OBJECTIVE: With the pictures omitted, write out the entries that follow exactly as they stand.

RECORDS PROVIDED:
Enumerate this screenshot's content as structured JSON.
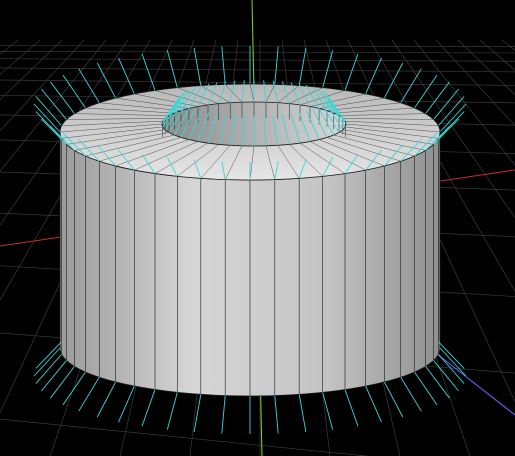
{
  "viewport": {
    "background": "#000000",
    "grid_color": "#3a3a3a",
    "axis_colors": {
      "x": "#c0303a",
      "y": "#7fd83a",
      "z": "#5a58e0"
    }
  },
  "mesh": {
    "shape": "hollow-cylinder",
    "segments": 48,
    "face_color": "#c9c9c9",
    "edge_color": "#1a1a1a",
    "normal_color": "#38d8d8",
    "normals_visible": true
  }
}
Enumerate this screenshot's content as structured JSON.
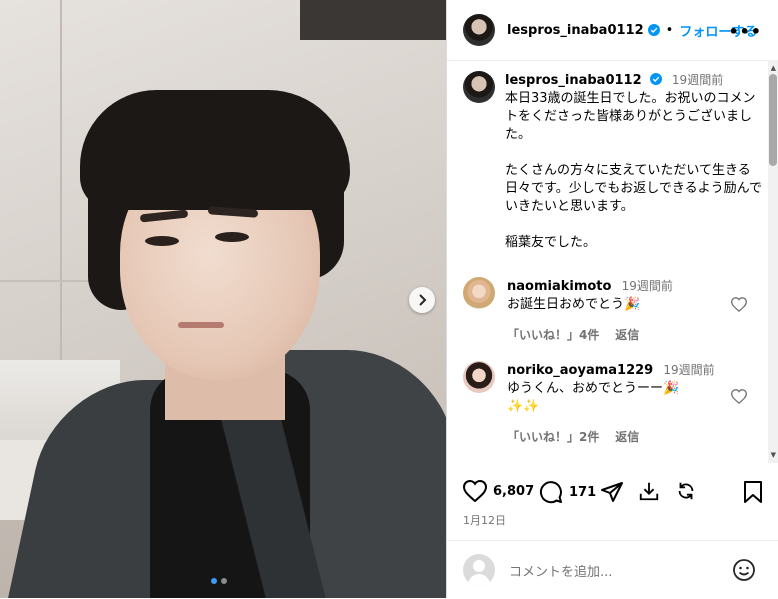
{
  "header": {
    "username": "lespros_inaba0112",
    "separator": "•",
    "follow_label": "フォローする",
    "more_label": "•••"
  },
  "caption": {
    "username": "lespros_inaba0112",
    "time": "19週間前",
    "text": "本日33歳の誕生日でした。お祝いのコメントをくださった皆様ありがとうございました。\n\nたくさんの方々に支えていただいて生きる日々です。少しでもお返しできるよう励んでいきたいと思います。\n\n稲葉友でした。"
  },
  "comments": [
    {
      "username": "naomiakimoto",
      "time": "19週間前",
      "text": "お誕生日おめでとう🎉",
      "likes": "「いいね！」4件",
      "reply": "返信"
    },
    {
      "username": "noriko_aoyama1229",
      "time": "19週間前",
      "text": "ゆうくん、おめでとうーー🎉\n✨✨",
      "likes": "「いいね！」2件",
      "reply": "返信"
    }
  ],
  "actions": {
    "like_count": "6,807",
    "comment_count": "171"
  },
  "post_date": "1月12日",
  "add_comment": {
    "placeholder": "コメントを追加..."
  },
  "carousel": {
    "current": 1,
    "total": 2
  },
  "colors": {
    "accent": "#0095f6",
    "verified": "#0095f6",
    "muted": "#737373"
  }
}
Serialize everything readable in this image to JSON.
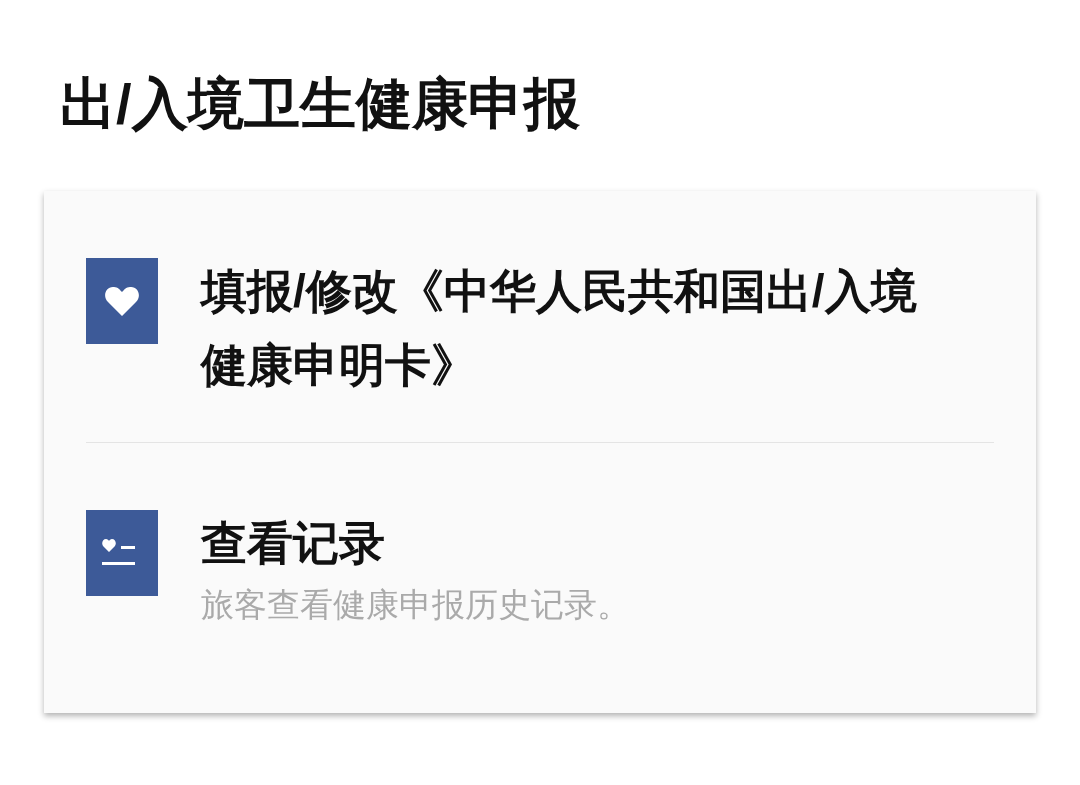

EXPECTED ANSWER:
Enumerate this screenshot's content as structured JSON.
{
  "viewport": {
    "background": "#000000",
    "grid_color": "#3a3a3a",
    "axis_colors": {
      "x": "#c0303a",
      "y": "#7fd83a",
      "z": "#5a58e0"
    }
  },
  "mesh": {
    "shape": "hollow-cylinder",
    "segments": 48,
    "face_color": "#c9c9c9",
    "edge_color": "#1a1a1a",
    "normal_color": "#38d8d8",
    "normals_visible": true
  }
}
Enumerate this screenshot's content as structured JSON.
{
  "header": {
    "username": "lespros_inaba0112",
    "separator": "•",
    "follow_label": "フォローする",
    "more_label": "•••"
  },
  "caption": {
    "username": "lespros_inaba0112",
    "time": "19週間前",
    "text": "本日33歳の誕生日でした。お祝いのコメントをくださった皆様ありがとうございました。\n\nたくさんの方々に支えていただいて生きる日々です。少しでもお返しできるよう励んでいきたいと思います。\n\n稲葉友でした。"
  },
  "comments": [
    {
      "username": "naomiakimoto",
      "time": "19週間前",
      "text": "お誕生日おめでとう🎉",
      "likes": "「いいね！」4件",
      "reply": "返信"
    },
    {
      "username": "noriko_aoyama1229",
      "time": "19週間前",
      "text": "ゆうくん、おめでとうーー🎉\n✨✨",
      "likes": "「いいね！」2件",
      "reply": "返信"
    }
  ],
  "actions": {
    "like_count": "6,807",
    "comment_count": "171"
  },
  "post_date": "1月12日",
  "add_comment": {
    "placeholder": "コメントを追加..."
  },
  "carousel": {
    "current": 1,
    "total": 2
  },
  "colors": {
    "accent": "#0095f6",
    "verified": "#0095f6",
    "muted": "#737373"
  }
}
Serialize everything readable in this image to JSON.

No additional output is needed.